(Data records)
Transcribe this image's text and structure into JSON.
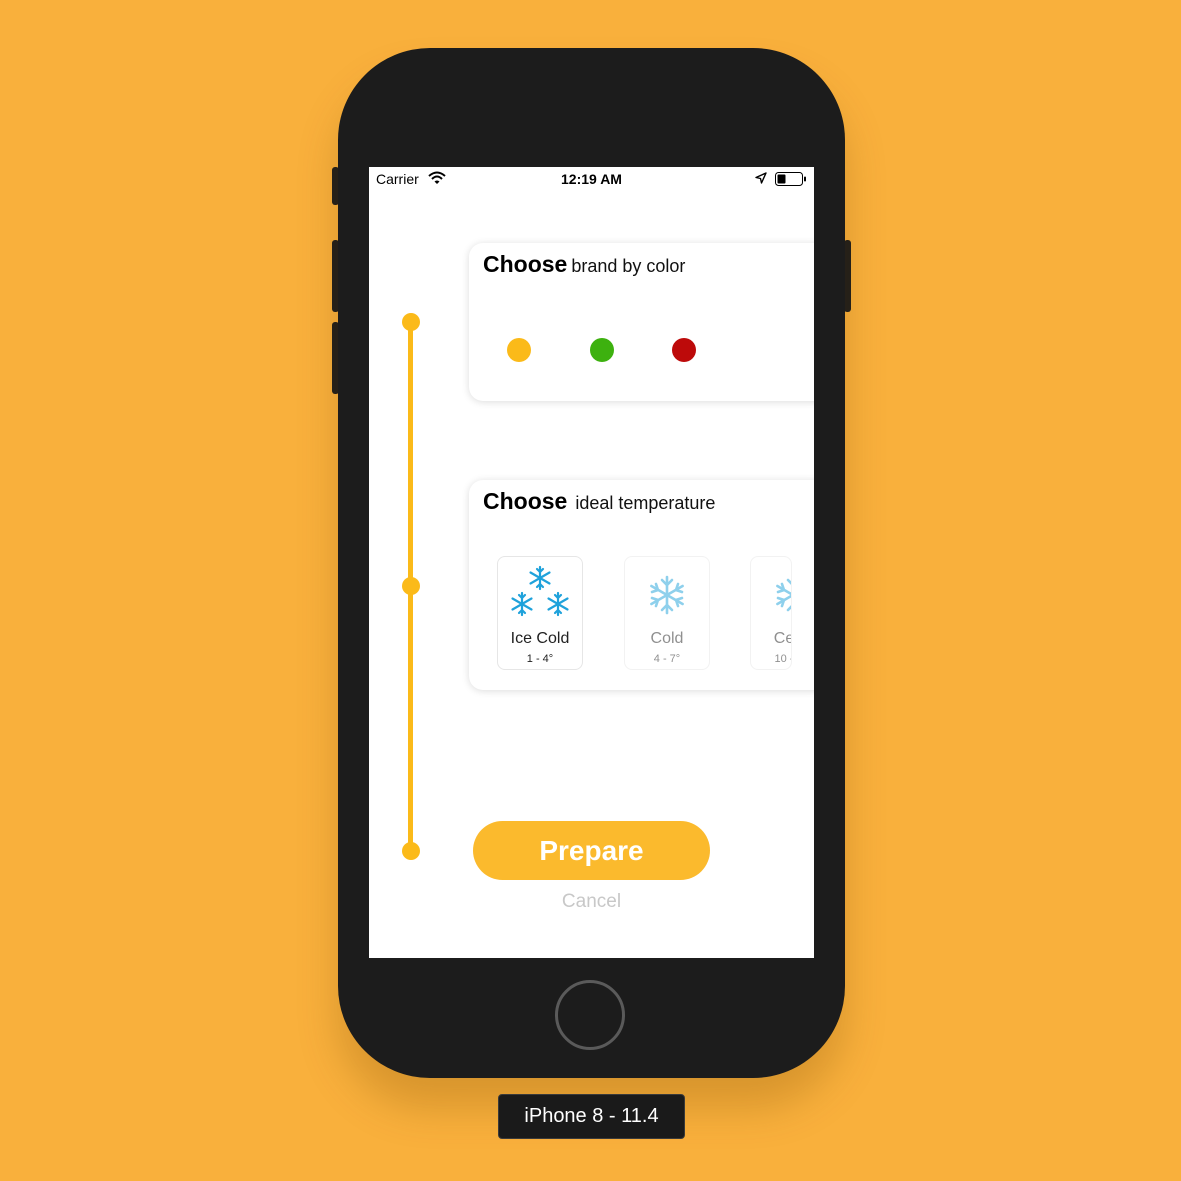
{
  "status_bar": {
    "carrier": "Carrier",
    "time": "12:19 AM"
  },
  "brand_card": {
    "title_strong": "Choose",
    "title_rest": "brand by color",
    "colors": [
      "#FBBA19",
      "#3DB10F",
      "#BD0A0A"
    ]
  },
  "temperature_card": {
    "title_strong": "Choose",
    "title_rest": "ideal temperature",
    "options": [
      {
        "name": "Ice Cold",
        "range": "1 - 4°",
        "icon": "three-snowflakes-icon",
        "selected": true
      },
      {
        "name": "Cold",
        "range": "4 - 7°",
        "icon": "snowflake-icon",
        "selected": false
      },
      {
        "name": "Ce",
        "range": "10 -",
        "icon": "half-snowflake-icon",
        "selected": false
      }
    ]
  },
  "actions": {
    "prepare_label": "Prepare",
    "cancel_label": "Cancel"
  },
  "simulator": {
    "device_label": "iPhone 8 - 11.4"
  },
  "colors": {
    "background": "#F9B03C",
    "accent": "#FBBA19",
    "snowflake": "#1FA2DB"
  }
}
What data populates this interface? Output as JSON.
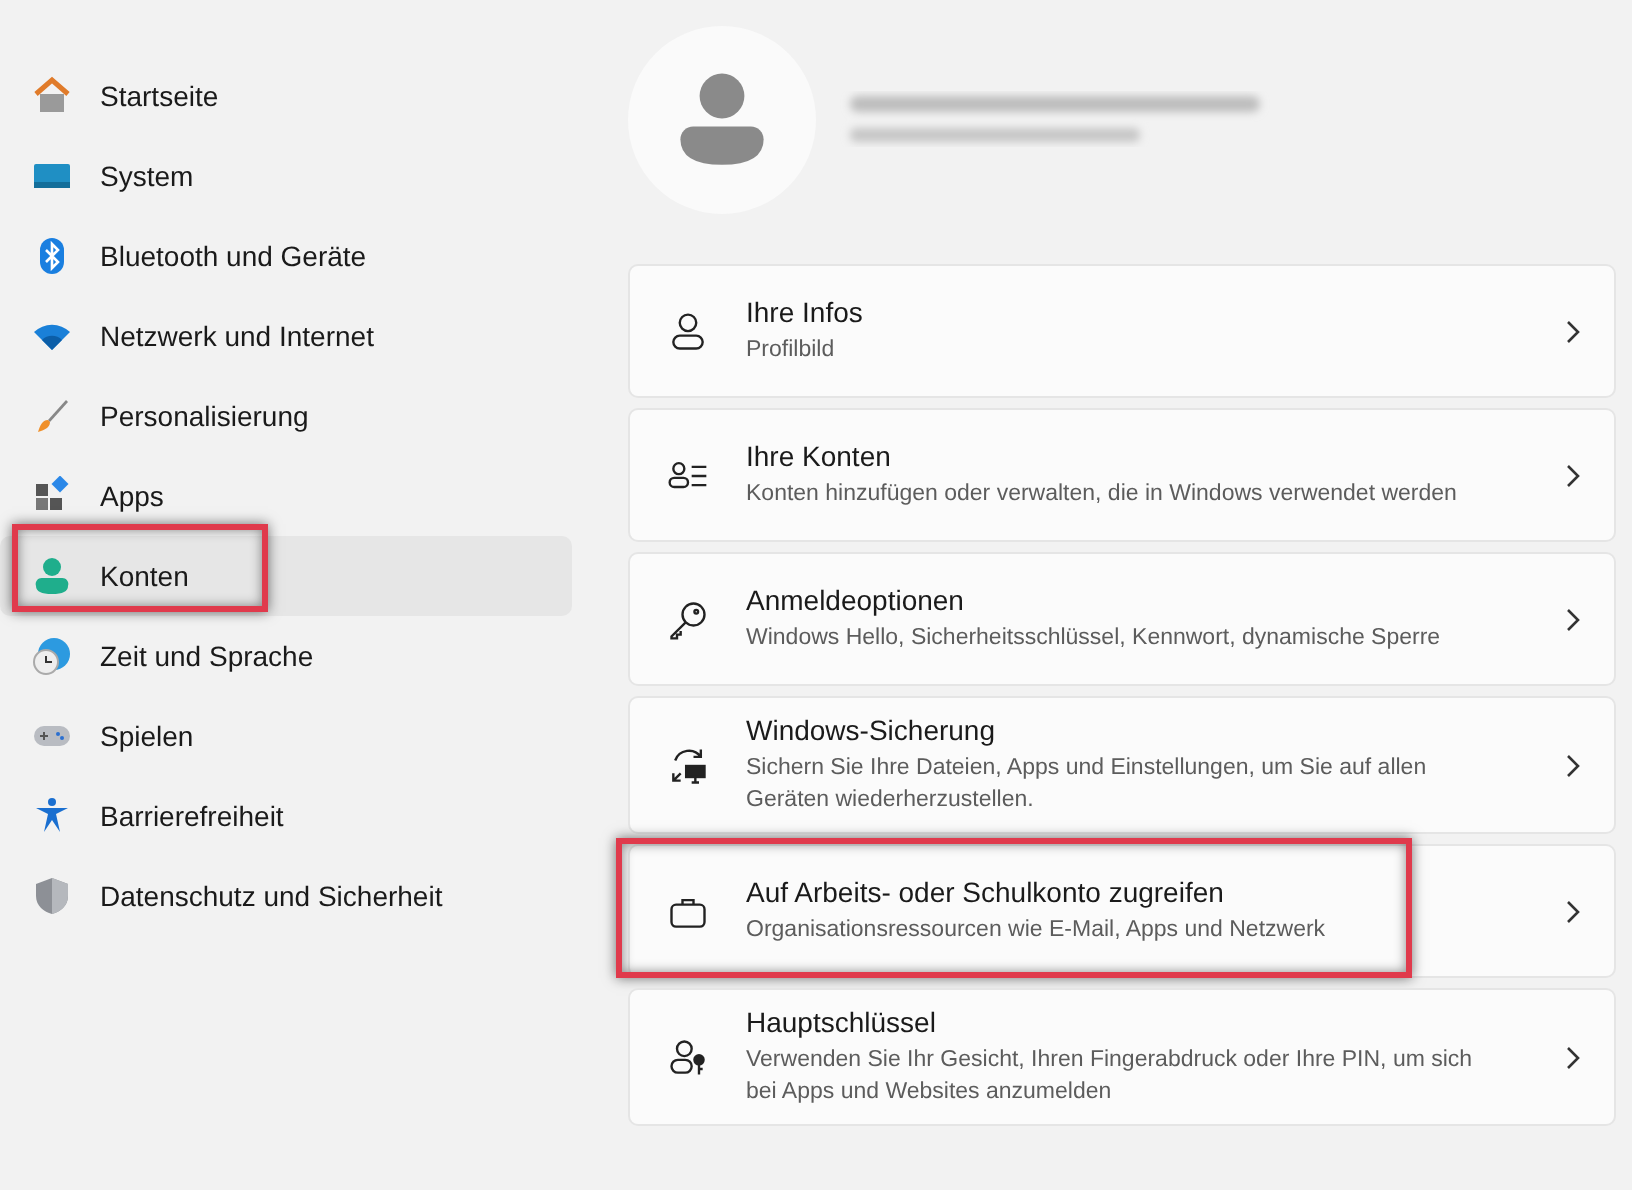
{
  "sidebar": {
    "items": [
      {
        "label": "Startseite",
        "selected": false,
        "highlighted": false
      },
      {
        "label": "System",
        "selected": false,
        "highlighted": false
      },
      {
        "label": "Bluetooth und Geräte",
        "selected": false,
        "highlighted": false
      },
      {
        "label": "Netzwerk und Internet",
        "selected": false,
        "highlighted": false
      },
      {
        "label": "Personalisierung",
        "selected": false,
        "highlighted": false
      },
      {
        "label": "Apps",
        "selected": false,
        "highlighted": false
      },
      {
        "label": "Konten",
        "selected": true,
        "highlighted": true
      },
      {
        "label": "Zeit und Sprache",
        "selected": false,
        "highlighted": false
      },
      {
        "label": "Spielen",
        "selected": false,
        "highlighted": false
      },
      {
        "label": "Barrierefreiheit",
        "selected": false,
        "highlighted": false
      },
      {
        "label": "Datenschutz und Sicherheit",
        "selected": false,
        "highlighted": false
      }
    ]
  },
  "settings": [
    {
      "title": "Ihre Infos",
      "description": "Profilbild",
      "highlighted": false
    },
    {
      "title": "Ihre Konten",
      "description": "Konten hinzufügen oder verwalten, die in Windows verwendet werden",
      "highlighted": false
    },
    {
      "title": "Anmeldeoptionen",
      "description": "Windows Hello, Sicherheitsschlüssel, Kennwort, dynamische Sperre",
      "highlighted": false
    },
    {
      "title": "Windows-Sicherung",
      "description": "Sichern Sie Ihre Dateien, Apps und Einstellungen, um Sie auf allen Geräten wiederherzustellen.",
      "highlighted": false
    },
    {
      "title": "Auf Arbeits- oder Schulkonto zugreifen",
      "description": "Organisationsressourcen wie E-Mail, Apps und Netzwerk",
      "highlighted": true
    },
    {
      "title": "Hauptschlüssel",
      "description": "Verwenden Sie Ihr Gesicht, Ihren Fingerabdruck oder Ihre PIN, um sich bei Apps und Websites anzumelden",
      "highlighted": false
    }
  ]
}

...

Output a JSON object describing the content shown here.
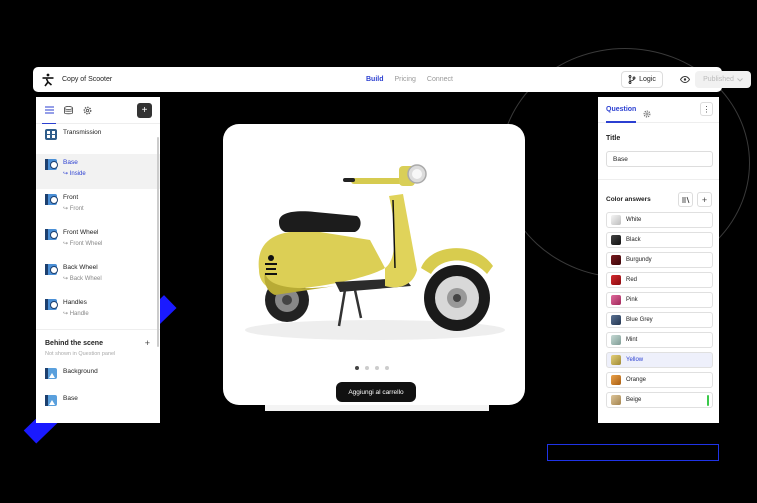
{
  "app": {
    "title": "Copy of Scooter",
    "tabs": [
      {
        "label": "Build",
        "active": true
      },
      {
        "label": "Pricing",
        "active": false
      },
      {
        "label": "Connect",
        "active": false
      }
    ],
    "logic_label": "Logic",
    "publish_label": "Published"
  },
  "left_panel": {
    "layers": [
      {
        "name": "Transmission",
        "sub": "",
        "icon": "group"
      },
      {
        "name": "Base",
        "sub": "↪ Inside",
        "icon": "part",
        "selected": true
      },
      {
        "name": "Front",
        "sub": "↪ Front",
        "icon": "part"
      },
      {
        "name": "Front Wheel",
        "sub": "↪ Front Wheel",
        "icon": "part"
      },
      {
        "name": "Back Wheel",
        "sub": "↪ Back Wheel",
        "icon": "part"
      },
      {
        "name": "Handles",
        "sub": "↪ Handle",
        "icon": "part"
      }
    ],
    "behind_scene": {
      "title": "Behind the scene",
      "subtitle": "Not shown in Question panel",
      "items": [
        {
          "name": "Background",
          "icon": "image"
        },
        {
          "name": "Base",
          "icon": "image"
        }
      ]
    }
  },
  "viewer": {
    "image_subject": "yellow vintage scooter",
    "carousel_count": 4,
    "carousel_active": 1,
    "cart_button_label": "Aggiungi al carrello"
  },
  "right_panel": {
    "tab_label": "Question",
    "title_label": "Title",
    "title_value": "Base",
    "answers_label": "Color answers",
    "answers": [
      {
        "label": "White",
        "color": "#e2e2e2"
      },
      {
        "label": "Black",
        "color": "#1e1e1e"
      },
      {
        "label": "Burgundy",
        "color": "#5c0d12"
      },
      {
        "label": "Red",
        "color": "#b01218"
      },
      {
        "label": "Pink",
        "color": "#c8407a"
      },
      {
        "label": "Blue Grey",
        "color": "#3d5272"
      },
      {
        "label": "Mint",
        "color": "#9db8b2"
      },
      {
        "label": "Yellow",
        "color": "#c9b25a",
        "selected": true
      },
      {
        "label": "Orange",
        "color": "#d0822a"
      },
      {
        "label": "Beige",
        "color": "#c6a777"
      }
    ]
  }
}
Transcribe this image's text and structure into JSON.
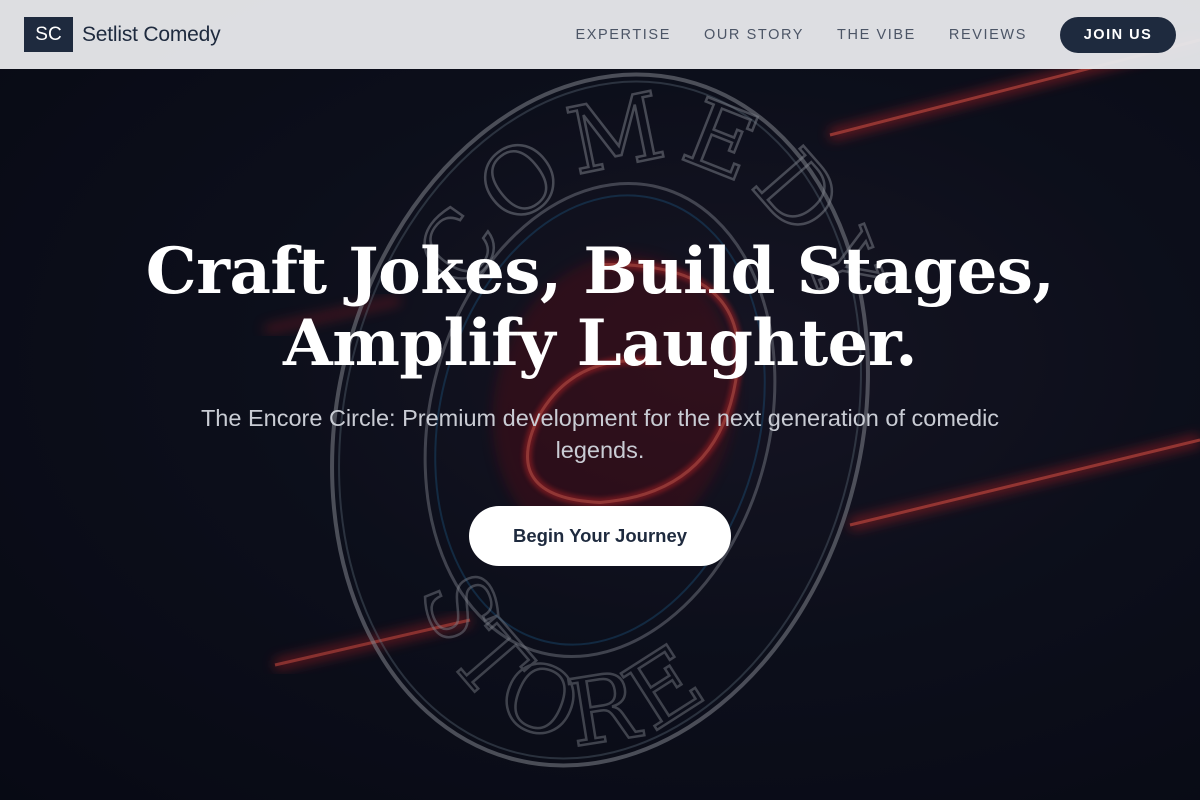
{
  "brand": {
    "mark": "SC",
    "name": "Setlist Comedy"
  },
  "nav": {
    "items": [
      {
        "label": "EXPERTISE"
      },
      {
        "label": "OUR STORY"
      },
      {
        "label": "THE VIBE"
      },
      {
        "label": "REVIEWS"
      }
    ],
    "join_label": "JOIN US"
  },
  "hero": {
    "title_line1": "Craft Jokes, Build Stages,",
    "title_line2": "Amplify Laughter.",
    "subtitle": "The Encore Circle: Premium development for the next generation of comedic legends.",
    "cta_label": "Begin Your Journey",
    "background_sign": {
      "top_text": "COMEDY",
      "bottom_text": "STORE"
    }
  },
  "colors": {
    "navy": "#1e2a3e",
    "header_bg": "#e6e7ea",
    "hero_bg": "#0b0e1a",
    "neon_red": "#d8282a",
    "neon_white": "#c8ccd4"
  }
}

---

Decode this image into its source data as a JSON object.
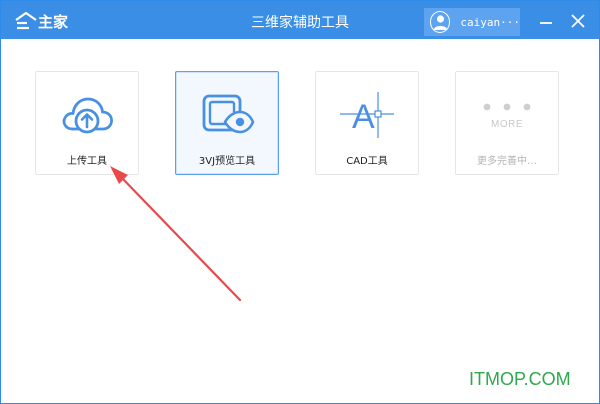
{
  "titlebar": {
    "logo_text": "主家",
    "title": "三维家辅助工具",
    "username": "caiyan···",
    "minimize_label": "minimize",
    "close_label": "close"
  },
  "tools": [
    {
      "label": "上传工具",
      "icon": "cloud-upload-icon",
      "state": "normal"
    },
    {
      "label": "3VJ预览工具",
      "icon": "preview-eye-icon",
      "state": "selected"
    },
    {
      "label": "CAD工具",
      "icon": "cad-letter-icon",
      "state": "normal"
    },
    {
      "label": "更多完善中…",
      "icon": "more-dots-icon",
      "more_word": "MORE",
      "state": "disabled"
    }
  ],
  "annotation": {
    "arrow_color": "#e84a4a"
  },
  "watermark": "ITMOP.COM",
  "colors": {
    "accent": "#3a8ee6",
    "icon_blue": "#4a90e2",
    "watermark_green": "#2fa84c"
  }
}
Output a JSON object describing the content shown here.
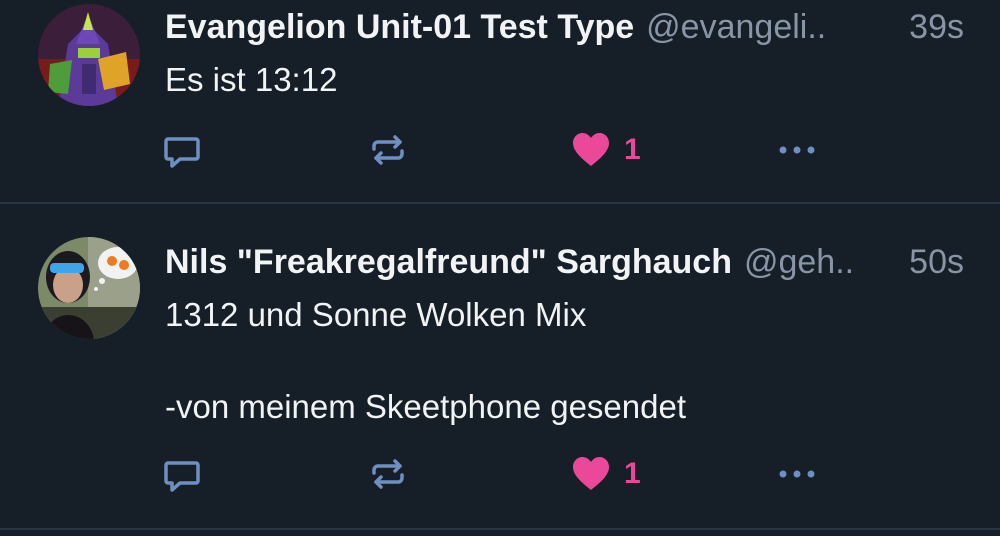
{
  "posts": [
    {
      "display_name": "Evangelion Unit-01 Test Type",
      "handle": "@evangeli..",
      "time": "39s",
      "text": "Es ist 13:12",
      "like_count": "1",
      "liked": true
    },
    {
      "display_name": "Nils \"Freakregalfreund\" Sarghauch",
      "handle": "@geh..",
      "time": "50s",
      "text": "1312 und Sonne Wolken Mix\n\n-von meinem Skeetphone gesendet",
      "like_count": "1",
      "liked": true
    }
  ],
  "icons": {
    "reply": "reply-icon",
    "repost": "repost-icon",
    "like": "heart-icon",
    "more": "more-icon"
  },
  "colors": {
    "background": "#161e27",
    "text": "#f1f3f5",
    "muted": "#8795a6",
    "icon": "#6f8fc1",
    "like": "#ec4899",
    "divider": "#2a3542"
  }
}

[Task description]
Gather each line from the listing above that holds "Netzwerk".

[Worked solution]
        "label": "Netzwerk und Internet",
      "description": "Organisationsressourcen wie E-Mail, Apps und Netzwerk",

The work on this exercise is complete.